» **What the task asks**
All lines in the data bearing the string "values" should be identified and copied.

* begin *

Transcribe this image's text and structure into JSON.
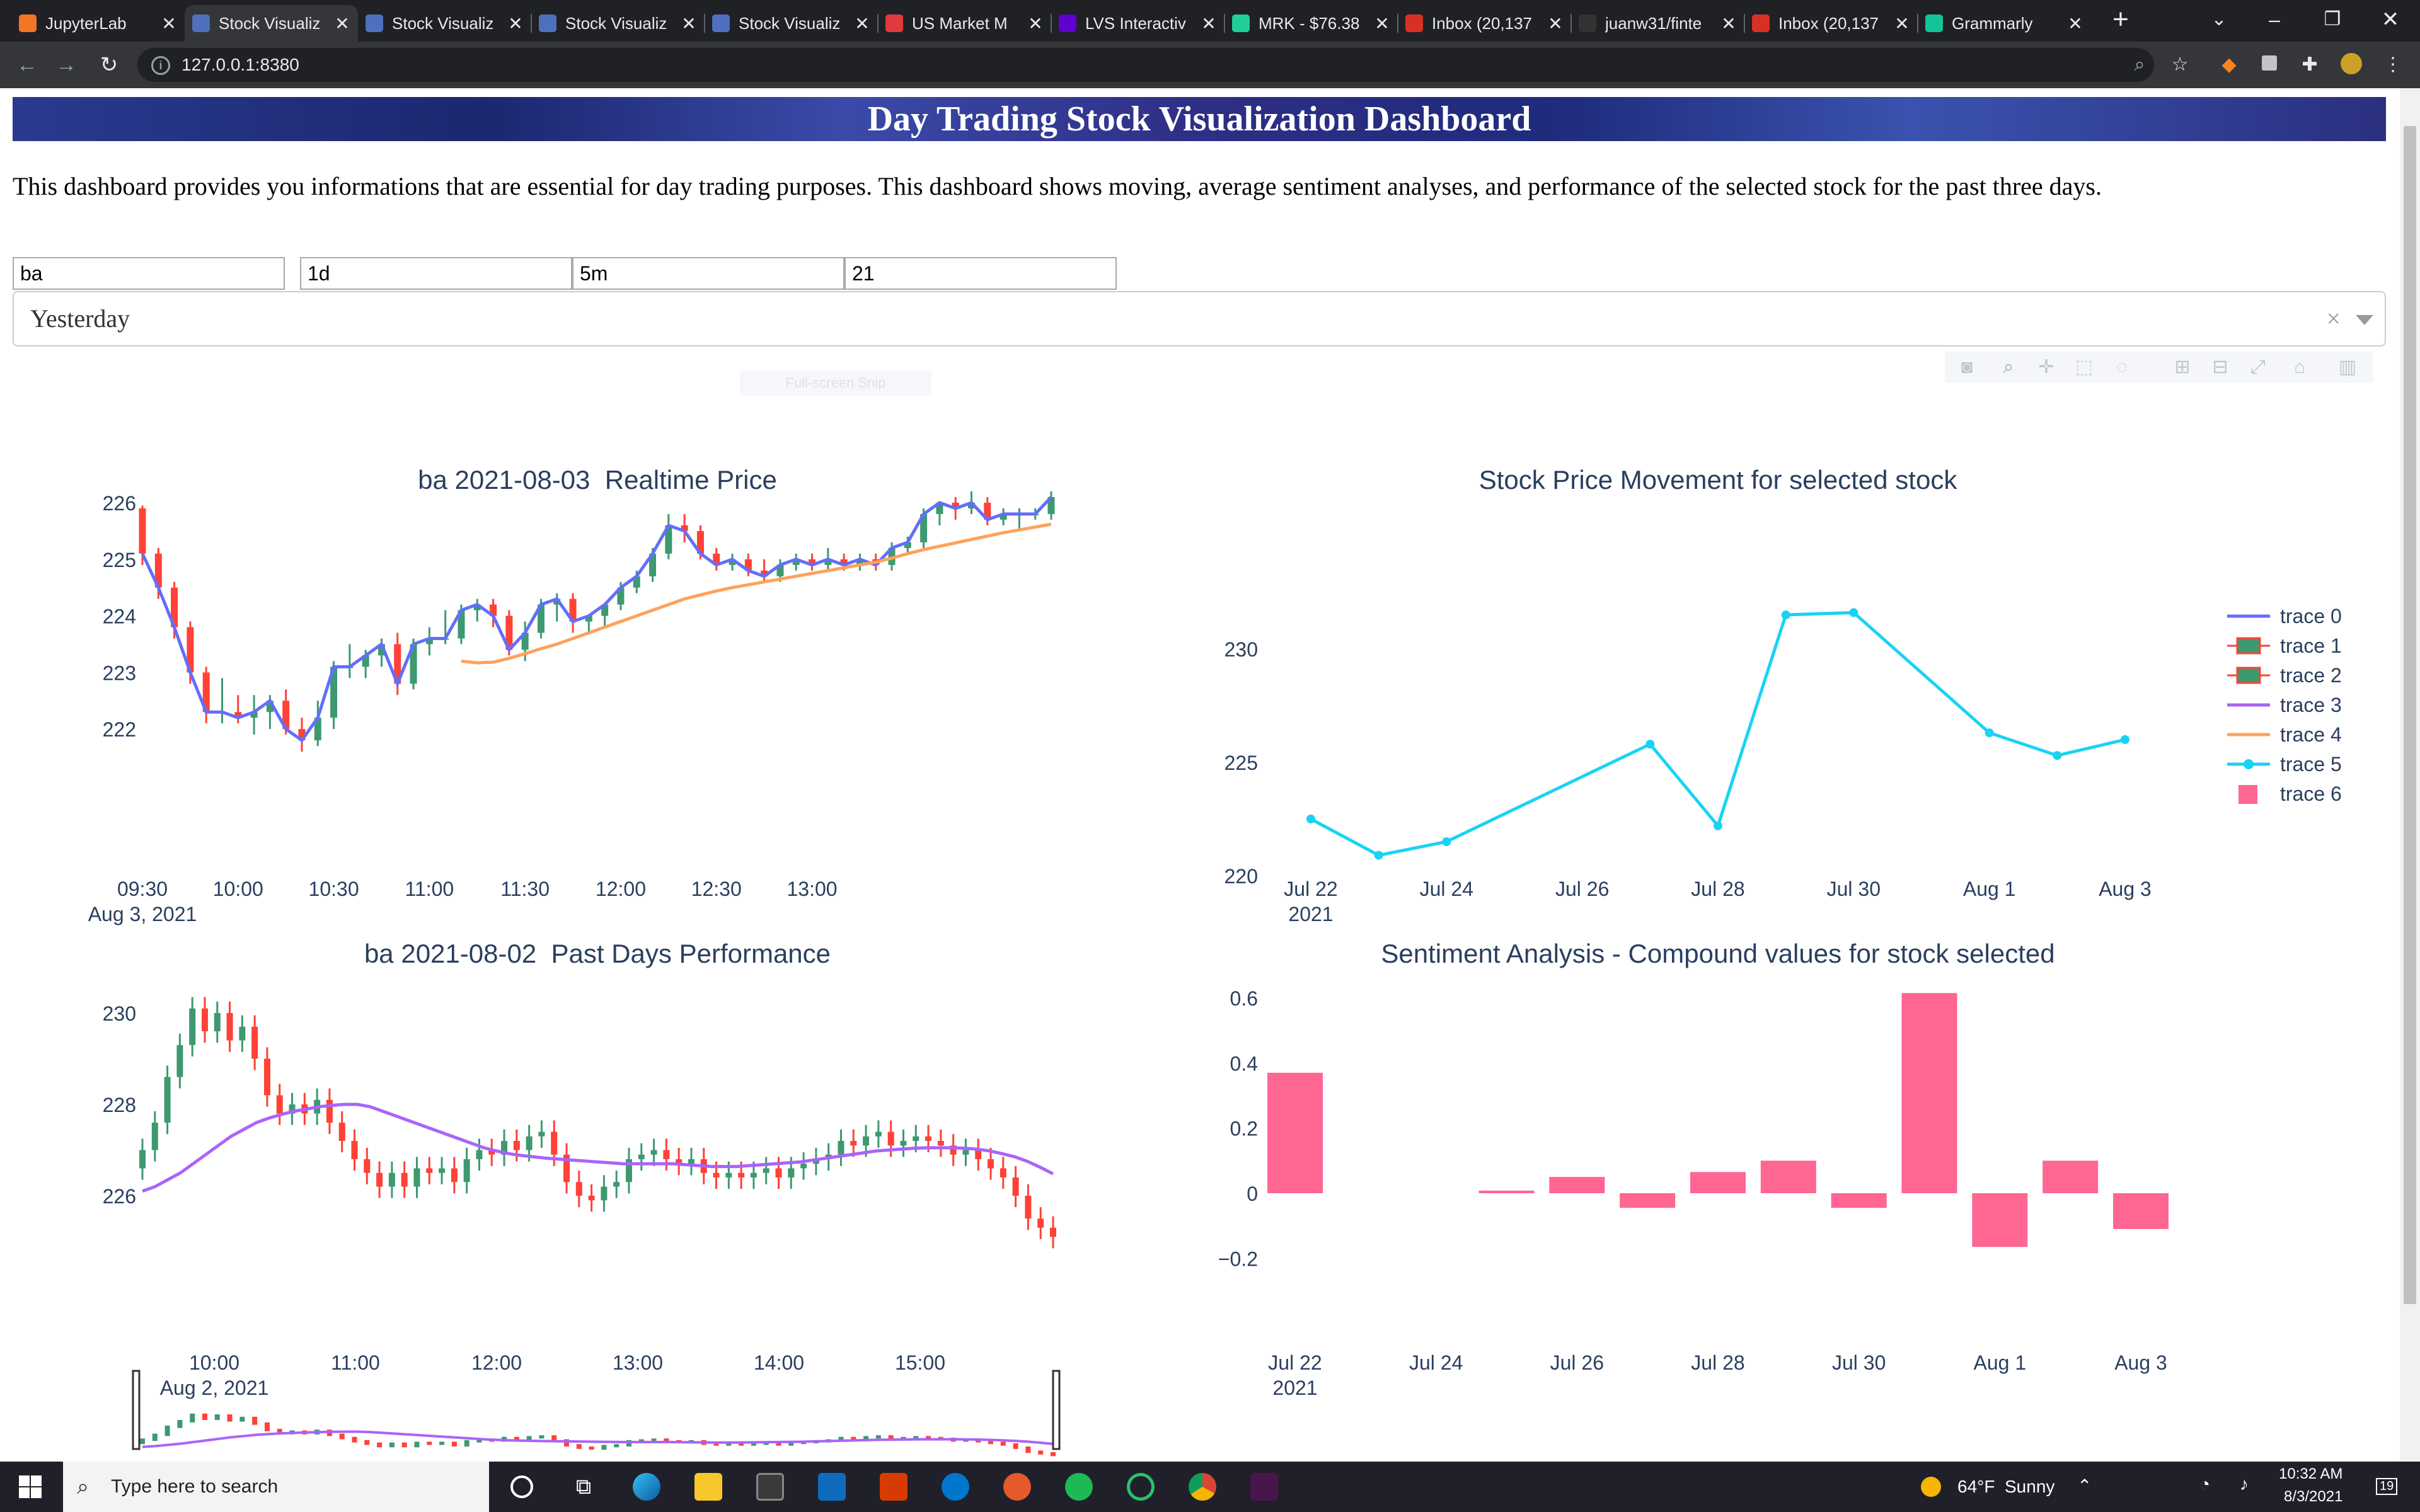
{
  "browser": {
    "tabs": [
      {
        "label": "JupyterLab",
        "icon": "jupyter-icon",
        "icon_color": "#f37626"
      },
      {
        "label": "Stock Visualiz",
        "icon": "dash-icon",
        "icon_color": "#4f6fbf",
        "active": true
      },
      {
        "label": "Stock Visualiz",
        "icon": "dash-icon",
        "icon_color": "#4f6fbf"
      },
      {
        "label": "Stock Visualiz",
        "icon": "dash-icon",
        "icon_color": "#4f6fbf"
      },
      {
        "label": "Stock Visualiz",
        "icon": "dash-icon",
        "icon_color": "#4f6fbf"
      },
      {
        "label": "US Market M",
        "icon": "cnbc-icon",
        "icon_color": "#e03a3e"
      },
      {
        "label": "LVS Interactiv",
        "icon": "yahoo-icon",
        "icon_color": "#6001d2"
      },
      {
        "label": "MRK - $76.38",
        "icon": "robinhood-icon",
        "icon_color": "#21ce99"
      },
      {
        "label": "Inbox (20,137",
        "icon": "gmail-icon",
        "icon_color": "#d93025"
      },
      {
        "label": "juanw31/finte",
        "icon": "github-icon",
        "icon_color": "#333333"
      },
      {
        "label": "Inbox (20,137",
        "icon": "gmail-icon",
        "icon_color": "#d93025"
      },
      {
        "label": "Grammarly",
        "icon": "grammarly-icon",
        "icon_color": "#15c39a"
      }
    ],
    "url": "127.0.0.1:8380"
  },
  "dashboard": {
    "title": "Day Trading Stock Visualization Dashboard",
    "description": "This dashboard provides you informations that are essential for day trading purposes. This dashboard shows moving, average sentiment analyses, and performance of the selected stock for the past three days.",
    "inputs": {
      "ticker": "ba",
      "period": "1d",
      "interval": "5m",
      "window": "21"
    },
    "day_select": {
      "value": "Yesterday",
      "clear": "×"
    },
    "fullscreen_hint": "Full-screen Snip"
  },
  "chart_data": [
    {
      "type": "candlestick",
      "title": "ba 2021-08-03  Realtime Price",
      "date_label": "Aug 3, 2021",
      "x_ticks": [
        "09:30",
        "10:00",
        "10:30",
        "11:00",
        "11:30",
        "12:00",
        "12:30",
        "13:00"
      ],
      "y_ticks": [
        222,
        223,
        224,
        225,
        226
      ],
      "ylim": [
        221.3,
        226.2
      ],
      "interval_minutes": 5,
      "ohlc": [
        [
          225.9,
          225.95,
          224.9,
          225.1
        ],
        [
          225.1,
          225.2,
          224.3,
          224.5
        ],
        [
          224.5,
          224.6,
          223.6,
          223.8
        ],
        [
          223.8,
          223.9,
          222.8,
          223.0
        ],
        [
          223.0,
          223.1,
          222.1,
          222.3
        ],
        [
          222.3,
          222.9,
          222.1,
          222.3
        ],
        [
          222.3,
          222.6,
          222.1,
          222.2
        ],
        [
          222.2,
          222.6,
          221.9,
          222.3
        ],
        [
          222.3,
          222.6,
          222.0,
          222.5
        ],
        [
          222.5,
          222.7,
          221.9,
          222.0
        ],
        [
          222.0,
          222.2,
          221.6,
          221.8
        ],
        [
          221.8,
          222.5,
          221.7,
          222.2
        ],
        [
          222.2,
          223.2,
          222.0,
          223.1
        ],
        [
          223.1,
          223.5,
          222.9,
          223.1
        ],
        [
          223.1,
          223.4,
          222.9,
          223.3
        ],
        [
          223.3,
          223.6,
          223.1,
          223.5
        ],
        [
          223.5,
          223.7,
          222.6,
          222.8
        ],
        [
          222.8,
          223.6,
          222.7,
          223.5
        ],
        [
          223.5,
          223.8,
          223.3,
          223.6
        ],
        [
          223.6,
          224.1,
          223.5,
          223.6
        ],
        [
          223.6,
          224.2,
          223.5,
          224.1
        ],
        [
          224.1,
          224.3,
          223.9,
          224.2
        ],
        [
          224.2,
          224.3,
          223.8,
          224.0
        ],
        [
          224.0,
          224.1,
          223.3,
          223.4
        ],
        [
          223.4,
          223.9,
          223.2,
          223.7
        ],
        [
          223.7,
          224.3,
          223.6,
          224.2
        ],
        [
          224.2,
          224.4,
          223.9,
          224.3
        ],
        [
          224.3,
          224.4,
          223.7,
          223.9
        ],
        [
          223.9,
          224.0,
          223.7,
          224.0
        ],
        [
          224.0,
          224.2,
          223.8,
          224.2
        ],
        [
          224.2,
          224.6,
          224.1,
          224.5
        ],
        [
          224.5,
          224.8,
          224.4,
          224.7
        ],
        [
          224.7,
          225.2,
          224.6,
          225.1
        ],
        [
          225.1,
          225.8,
          225.0,
          225.6
        ],
        [
          225.6,
          225.8,
          225.3,
          225.5
        ],
        [
          225.5,
          225.6,
          225.0,
          225.1
        ],
        [
          225.1,
          225.2,
          224.8,
          224.9
        ],
        [
          224.9,
          225.1,
          224.8,
          225.0
        ],
        [
          225.0,
          225.1,
          224.7,
          224.8
        ],
        [
          224.8,
          225.0,
          224.6,
          224.7
        ],
        [
          224.7,
          225.0,
          224.6,
          224.9
        ],
        [
          224.9,
          225.1,
          224.8,
          225.0
        ],
        [
          225.0,
          225.1,
          224.8,
          224.9
        ],
        [
          224.9,
          225.2,
          224.8,
          225.0
        ],
        [
          225.0,
          225.1,
          224.8,
          224.9
        ],
        [
          224.9,
          225.1,
          224.8,
          225.0
        ],
        [
          225.0,
          225.1,
          224.8,
          224.9
        ],
        [
          224.9,
          225.3,
          224.8,
          225.2
        ],
        [
          225.2,
          225.4,
          225.1,
          225.3
        ],
        [
          225.3,
          225.9,
          225.2,
          225.8
        ],
        [
          225.8,
          226.0,
          225.6,
          226.0
        ],
        [
          226.0,
          226.1,
          225.7,
          225.9
        ],
        [
          225.9,
          226.2,
          225.8,
          226.0
        ],
        [
          226.0,
          226.1,
          225.6,
          225.7
        ],
        [
          225.7,
          225.9,
          225.6,
          225.8
        ],
        [
          225.8,
          225.9,
          225.5,
          225.8
        ],
        [
          225.8,
          225.9,
          225.7,
          225.8
        ],
        [
          225.8,
          226.2,
          225.7,
          226.1
        ]
      ],
      "ma_start_index": 20,
      "ma": [
        223.2,
        223.17,
        223.18,
        223.25,
        223.33,
        223.42,
        223.5,
        223.6,
        223.7,
        223.8,
        223.9,
        224.0,
        224.1,
        224.2,
        224.3,
        224.37,
        224.44,
        224.5,
        224.55,
        224.6,
        224.65,
        224.7,
        224.75,
        224.8,
        224.85,
        224.9,
        224.95,
        225.02,
        225.1,
        225.17,
        225.23,
        225.29,
        225.35,
        225.41,
        225.47,
        225.52,
        225.57,
        225.62
      ],
      "colors": {
        "up": "#3d9970",
        "down": "#ff4136",
        "close_line": "#636efa",
        "ma": "#ffa15a"
      }
    },
    {
      "type": "line",
      "title": "Stock Price Movement for selected stock",
      "x": [
        "2021-07-22",
        "2021-07-23",
        "2021-07-24",
        "2021-07-27",
        "2021-07-28",
        "2021-07-29",
        "2021-07-30",
        "2021-08-01",
        "2021-08-02",
        "2021-08-03"
      ],
      "y": [
        222.5,
        220.9,
        221.5,
        225.8,
        222.2,
        231.5,
        231.6,
        226.3,
        225.3,
        226.0
      ],
      "x_ticks": [
        "Jul 22",
        "Jul 24",
        "Jul 26",
        "Jul 28",
        "Jul 30",
        "Aug 1",
        "Aug 3"
      ],
      "x_year": "2021",
      "y_ticks": [
        220,
        225,
        230
      ],
      "ylim": [
        219.5,
        233
      ],
      "legend": [
        "trace 0",
        "trace 1",
        "trace 2",
        "trace 3",
        "trace 4",
        "trace 5",
        "trace 6"
      ],
      "legend_position": "right",
      "colors": {
        "line": "#19d3f3"
      }
    },
    {
      "type": "candlestick",
      "title": "ba 2021-08-02  Past Days Performance",
      "date_label": "Aug 2, 2021",
      "x_ticks": [
        "10:00",
        "11:00",
        "12:00",
        "13:00",
        "14:00",
        "15:00"
      ],
      "y_ticks": [
        226,
        228,
        230
      ],
      "ylim": [
        224.9,
        230.7
      ],
      "interval_minutes": 5,
      "close": [
        227.0,
        227.6,
        228.6,
        229.3,
        230.1,
        229.6,
        230.0,
        229.4,
        229.7,
        229.0,
        228.2,
        227.8,
        228.0,
        227.8,
        228.1,
        227.6,
        227.2,
        226.8,
        226.5,
        226.2,
        226.5,
        226.2,
        226.6,
        226.5,
        226.6,
        226.3,
        226.8,
        227.0,
        226.9,
        227.2,
        227.0,
        227.3,
        227.4,
        226.9,
        226.3,
        226.0,
        225.9,
        226.2,
        226.3,
        226.8,
        226.9,
        227.0,
        226.8,
        226.7,
        226.8,
        226.5,
        226.4,
        226.5,
        226.4,
        226.5,
        226.6,
        226.4,
        226.6,
        226.7,
        226.8,
        226.9,
        227.2,
        227.1,
        227.3,
        227.4,
        227.1,
        227.2,
        227.3,
        227.2,
        227.1,
        226.9,
        227.0,
        226.8,
        226.6,
        226.4,
        226.0,
        225.5,
        225.3,
        225.1
      ],
      "ma": [
        226.1,
        226.2,
        226.35,
        226.5,
        226.7,
        226.9,
        227.1,
        227.3,
        227.45,
        227.6,
        227.7,
        227.78,
        227.85,
        227.9,
        227.95,
        227.98,
        228.0,
        228.0,
        227.95,
        227.85,
        227.75,
        227.65,
        227.55,
        227.45,
        227.35,
        227.25,
        227.15,
        227.05,
        226.98,
        226.92,
        226.88,
        226.85,
        226.82,
        226.8,
        226.78,
        226.76,
        226.74,
        226.72,
        226.7,
        226.7,
        226.7,
        226.7,
        226.7,
        226.68,
        226.66,
        226.64,
        226.64,
        226.64,
        226.66,
        226.68,
        226.7,
        226.72,
        226.74,
        226.78,
        226.82,
        226.86,
        226.9,
        226.94,
        226.98,
        227.0,
        227.02,
        227.04,
        227.05,
        227.05,
        227.05,
        227.04,
        227.02,
        226.98,
        226.92,
        226.85,
        226.75,
        226.62,
        226.48
      ],
      "colors": {
        "up": "#3d9970",
        "down": "#ff4136",
        "ma": "#ab63fa"
      }
    },
    {
      "type": "bar",
      "title": "Sentiment Analysis - Compound values for stock selected",
      "x": [
        "2021-07-22",
        "2021-07-25",
        "2021-07-26",
        "2021-07-27",
        "2021-07-28",
        "2021-07-29",
        "2021-07-30",
        "2021-07-31",
        "2021-08-01",
        "2021-08-02",
        "2021-08-03"
      ],
      "values": [
        0.37,
        0.008,
        0.05,
        -0.045,
        0.065,
        0.1,
        -0.045,
        0.615,
        -0.165,
        0.1,
        -0.11
      ],
      "x_ticks": [
        "Jul 22",
        "Jul 24",
        "Jul 26",
        "Jul 28",
        "Jul 30",
        "Aug 1",
        "Aug 3"
      ],
      "x_year": "2021",
      "y_ticks": [
        "−0.2",
        "0",
        "0.2",
        "0.4",
        "0.6"
      ],
      "ylim": [
        -0.2,
        0.62
      ],
      "colors": {
        "bar": "#ff6692"
      }
    }
  ],
  "taskbar": {
    "search_placeholder": "Type here to search",
    "weather": "64°F  Sunny",
    "time": "10:32 AM",
    "date": "8/3/2021",
    "notifications": "19"
  }
}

* end *

» **Result for this task**
      "title": "Sentiment Analysis - Compound values for stock selected",
      "values": [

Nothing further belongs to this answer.